(Dataset entries)
━━━━━━━━━━
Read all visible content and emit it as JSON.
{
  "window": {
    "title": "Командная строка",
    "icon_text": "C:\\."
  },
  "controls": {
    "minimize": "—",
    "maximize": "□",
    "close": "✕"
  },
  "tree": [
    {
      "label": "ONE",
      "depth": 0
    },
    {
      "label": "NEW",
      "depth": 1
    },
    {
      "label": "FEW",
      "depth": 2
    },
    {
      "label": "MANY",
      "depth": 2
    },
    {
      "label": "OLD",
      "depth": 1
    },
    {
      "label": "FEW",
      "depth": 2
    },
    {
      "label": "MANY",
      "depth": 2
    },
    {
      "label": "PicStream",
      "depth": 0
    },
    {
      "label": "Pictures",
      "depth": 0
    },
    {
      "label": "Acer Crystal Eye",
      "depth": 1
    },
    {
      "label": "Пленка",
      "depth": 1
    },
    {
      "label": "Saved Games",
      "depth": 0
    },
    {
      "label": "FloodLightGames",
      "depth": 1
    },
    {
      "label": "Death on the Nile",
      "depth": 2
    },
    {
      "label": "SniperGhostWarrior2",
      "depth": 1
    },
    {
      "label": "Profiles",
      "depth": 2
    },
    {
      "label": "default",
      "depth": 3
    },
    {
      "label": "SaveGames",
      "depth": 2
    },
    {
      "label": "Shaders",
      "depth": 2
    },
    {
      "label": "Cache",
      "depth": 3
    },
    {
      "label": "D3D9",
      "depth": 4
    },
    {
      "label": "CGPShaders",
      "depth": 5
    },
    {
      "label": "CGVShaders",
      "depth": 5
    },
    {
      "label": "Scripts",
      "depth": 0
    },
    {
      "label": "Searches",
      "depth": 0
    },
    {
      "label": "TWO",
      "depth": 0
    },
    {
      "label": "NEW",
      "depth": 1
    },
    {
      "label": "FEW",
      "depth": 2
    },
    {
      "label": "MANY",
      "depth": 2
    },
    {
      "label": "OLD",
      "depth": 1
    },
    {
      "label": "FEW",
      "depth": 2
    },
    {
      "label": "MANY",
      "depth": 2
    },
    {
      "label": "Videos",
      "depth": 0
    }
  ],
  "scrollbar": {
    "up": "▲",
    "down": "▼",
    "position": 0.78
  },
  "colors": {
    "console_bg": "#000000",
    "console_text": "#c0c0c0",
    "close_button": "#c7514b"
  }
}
━━━━━━━━━━
### STATED TASK
Restate each entry exactly, skipping none.

### EXERCISE RESPONSE
Read all visible content and emit it as JSON.
{
  "window": {
    "title": "Командная строка",
    "icon_text": "C:\\."
  },
  "controls": {
    "minimize": "—",
    "maximize": "□",
    "close": "✕"
  },
  "tree": [
    {
      "label": "ONE",
      "depth": 0
    },
    {
      "label": "NEW",
      "depth": 1
    },
    {
      "label": "FEW",
      "depth": 2
    },
    {
      "label": "MANY",
      "depth": 2
    },
    {
      "label": "OLD",
      "depth": 1
    },
    {
      "label": "FEW",
      "depth": 2
    },
    {
      "label": "MANY",
      "depth": 2
    },
    {
      "label": "PicStream",
      "depth": 0
    },
    {
      "label": "Pictures",
      "depth": 0
    },
    {
      "label": "Acer Crystal Eye",
      "depth": 1
    },
    {
      "label": "Пленка",
      "depth": 1
    },
    {
      "label": "Saved Games",
      "depth": 0
    },
    {
      "label": "FloodLightGames",
      "depth": 1
    },
    {
      "label": "Death on the Nile",
      "depth": 2
    },
    {
      "label": "SniperGhostWarrior2",
      "depth": 1
    },
    {
      "label": "Profiles",
      "depth": 2
    },
    {
      "label": "default",
      "depth": 3
    },
    {
      "label": "SaveGames",
      "depth": 2
    },
    {
      "label": "Shaders",
      "depth": 2
    },
    {
      "label": "Cache",
      "depth": 3
    },
    {
      "label": "D3D9",
      "depth": 4
    },
    {
      "label": "CGPShaders",
      "depth": 5
    },
    {
      "label": "CGVShaders",
      "depth": 5
    },
    {
      "label": "Scripts",
      "depth": 0
    },
    {
      "label": "Searches",
      "depth": 0
    },
    {
      "label": "TWO",
      "depth": 0
    },
    {
      "label": "NEW",
      "depth": 1
    },
    {
      "label": "FEW",
      "depth": 2
    },
    {
      "label": "MANY",
      "depth": 2
    },
    {
      "label": "OLD",
      "depth": 1
    },
    {
      "label": "FEW",
      "depth": 2
    },
    {
      "label": "MANY",
      "depth": 2
    },
    {
      "label": "Videos",
      "depth": 0
    }
  ],
  "scrollbar": {
    "up": "▲",
    "down": "▼",
    "position": 0.78
  },
  "colors": {
    "console_bg": "#000000",
    "console_text": "#c0c0c0",
    "close_button": "#c7514b"
  }
}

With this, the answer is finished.